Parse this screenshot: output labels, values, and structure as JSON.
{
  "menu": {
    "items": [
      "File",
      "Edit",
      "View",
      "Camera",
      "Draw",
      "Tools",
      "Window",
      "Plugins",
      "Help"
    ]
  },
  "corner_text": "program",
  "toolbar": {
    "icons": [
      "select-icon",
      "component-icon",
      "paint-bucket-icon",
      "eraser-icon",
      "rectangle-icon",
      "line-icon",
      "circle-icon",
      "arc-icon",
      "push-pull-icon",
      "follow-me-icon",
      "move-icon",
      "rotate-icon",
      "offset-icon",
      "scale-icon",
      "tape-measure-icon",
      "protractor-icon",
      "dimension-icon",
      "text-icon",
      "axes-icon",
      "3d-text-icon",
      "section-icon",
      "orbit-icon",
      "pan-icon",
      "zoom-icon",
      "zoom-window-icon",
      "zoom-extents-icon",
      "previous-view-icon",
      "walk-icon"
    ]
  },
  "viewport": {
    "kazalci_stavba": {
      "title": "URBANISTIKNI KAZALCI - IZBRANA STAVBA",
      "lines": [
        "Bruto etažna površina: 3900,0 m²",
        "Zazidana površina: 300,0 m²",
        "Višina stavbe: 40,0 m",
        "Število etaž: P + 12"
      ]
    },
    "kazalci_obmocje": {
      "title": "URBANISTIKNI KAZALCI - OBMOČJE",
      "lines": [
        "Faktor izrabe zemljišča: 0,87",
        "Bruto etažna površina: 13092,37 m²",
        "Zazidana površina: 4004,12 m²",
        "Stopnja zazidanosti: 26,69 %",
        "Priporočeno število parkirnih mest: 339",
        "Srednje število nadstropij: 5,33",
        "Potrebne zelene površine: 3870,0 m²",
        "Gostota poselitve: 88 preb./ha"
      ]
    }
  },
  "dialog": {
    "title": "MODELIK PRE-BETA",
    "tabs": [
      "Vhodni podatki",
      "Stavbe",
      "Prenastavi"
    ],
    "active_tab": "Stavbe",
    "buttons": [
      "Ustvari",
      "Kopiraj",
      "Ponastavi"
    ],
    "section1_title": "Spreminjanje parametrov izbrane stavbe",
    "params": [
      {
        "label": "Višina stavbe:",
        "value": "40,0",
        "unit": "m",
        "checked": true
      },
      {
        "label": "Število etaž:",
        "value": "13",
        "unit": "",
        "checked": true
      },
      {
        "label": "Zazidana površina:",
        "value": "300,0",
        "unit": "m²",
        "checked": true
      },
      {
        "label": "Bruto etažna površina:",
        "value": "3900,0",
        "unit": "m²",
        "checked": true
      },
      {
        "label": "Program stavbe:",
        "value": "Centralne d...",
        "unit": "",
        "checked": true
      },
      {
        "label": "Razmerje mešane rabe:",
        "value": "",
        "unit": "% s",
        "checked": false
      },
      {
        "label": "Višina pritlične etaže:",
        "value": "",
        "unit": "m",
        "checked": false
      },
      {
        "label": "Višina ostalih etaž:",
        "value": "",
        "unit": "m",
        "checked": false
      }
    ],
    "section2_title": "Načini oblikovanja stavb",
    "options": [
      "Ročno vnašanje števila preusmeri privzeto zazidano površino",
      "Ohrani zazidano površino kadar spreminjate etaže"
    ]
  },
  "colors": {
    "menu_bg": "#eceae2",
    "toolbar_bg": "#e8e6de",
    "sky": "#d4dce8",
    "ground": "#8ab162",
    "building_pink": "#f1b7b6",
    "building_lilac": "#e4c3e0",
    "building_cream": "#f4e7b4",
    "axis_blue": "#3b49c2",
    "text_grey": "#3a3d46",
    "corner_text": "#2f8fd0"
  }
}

WHAT YOU WILL DO: Copy the records above exactly.

ANSWER TO THIS PROBLEM:
Parse this screenshot: output labels, values, and structure as JSON.
{
  "menu": {
    "items": [
      "File",
      "Edit",
      "View",
      "Camera",
      "Draw",
      "Tools",
      "Window",
      "Plugins",
      "Help"
    ]
  },
  "corner_text": "program",
  "toolbar": {
    "icons": [
      "select-icon",
      "component-icon",
      "paint-bucket-icon",
      "eraser-icon",
      "rectangle-icon",
      "line-icon",
      "circle-icon",
      "arc-icon",
      "push-pull-icon",
      "follow-me-icon",
      "move-icon",
      "rotate-icon",
      "offset-icon",
      "scale-icon",
      "tape-measure-icon",
      "protractor-icon",
      "dimension-icon",
      "text-icon",
      "axes-icon",
      "3d-text-icon",
      "section-icon",
      "orbit-icon",
      "pan-icon",
      "zoom-icon",
      "zoom-window-icon",
      "zoom-extents-icon",
      "previous-view-icon",
      "walk-icon"
    ]
  },
  "viewport": {
    "kazalci_stavba": {
      "title": "URBANISTIKNI KAZALCI - IZBRANA STAVBA",
      "lines": [
        "Bruto etažna površina: 3900,0 m²",
        "Zazidana površina: 300,0 m²",
        "Višina stavbe: 40,0 m",
        "Število etaž: P + 12"
      ]
    },
    "kazalci_obmocje": {
      "title": "URBANISTIKNI KAZALCI - OBMOČJE",
      "lines": [
        "Faktor izrabe zemljišča: 0,87",
        "Bruto etažna površina: 13092,37 m²",
        "Zazidana površina: 4004,12 m²",
        "Stopnja zazidanosti: 26,69 %",
        "Priporočeno število parkirnih mest: 339",
        "Srednje število nadstropij: 5,33",
        "Potrebne zelene površine: 3870,0 m²",
        "Gostota poselitve: 88 preb./ha"
      ]
    }
  },
  "dialog": {
    "title": "MODELIK PRE-BETA",
    "tabs": [
      "Vhodni podatki",
      "Stavbe",
      "Prenastavi"
    ],
    "active_tab": "Stavbe",
    "buttons": [
      "Ustvari",
      "Kopiraj",
      "Ponastavi"
    ],
    "section1_title": "Spreminjanje parametrov izbrane stavbe",
    "params": [
      {
        "label": "Višina stavbe:",
        "value": "40,0",
        "unit": "m",
        "checked": true
      },
      {
        "label": "Število etaž:",
        "value": "13",
        "unit": "",
        "checked": true
      },
      {
        "label": "Zazidana površina:",
        "value": "300,0",
        "unit": "m²",
        "checked": true
      },
      {
        "label": "Bruto etažna površina:",
        "value": "3900,0",
        "unit": "m²",
        "checked": true
      },
      {
        "label": "Program stavbe:",
        "value": "Centralne d...",
        "unit": "",
        "checked": true
      },
      {
        "label": "Razmerje mešane rabe:",
        "value": "",
        "unit": "% s",
        "checked": false
      },
      {
        "label": "Višina pritlične etaže:",
        "value": "",
        "unit": "m",
        "checked": false
      },
      {
        "label": "Višina ostalih etaž:",
        "value": "",
        "unit": "m",
        "checked": false
      }
    ],
    "section2_title": "Načini oblikovanja stavb",
    "options": [
      "Ročno vnašanje števila preusmeri privzeto zazidano površino",
      "Ohrani zazidano površino kadar spreminjate etaže"
    ]
  },
  "colors": {
    "menu_bg": "#eceae2",
    "toolbar_bg": "#e8e6de",
    "sky": "#d4dce8",
    "ground": "#8ab162",
    "building_pink": "#f1b7b6",
    "building_lilac": "#e4c3e0",
    "building_cream": "#f4e7b4",
    "axis_blue": "#3b49c2",
    "text_grey": "#3a3d46",
    "corner_text": "#2f8fd0"
  }
}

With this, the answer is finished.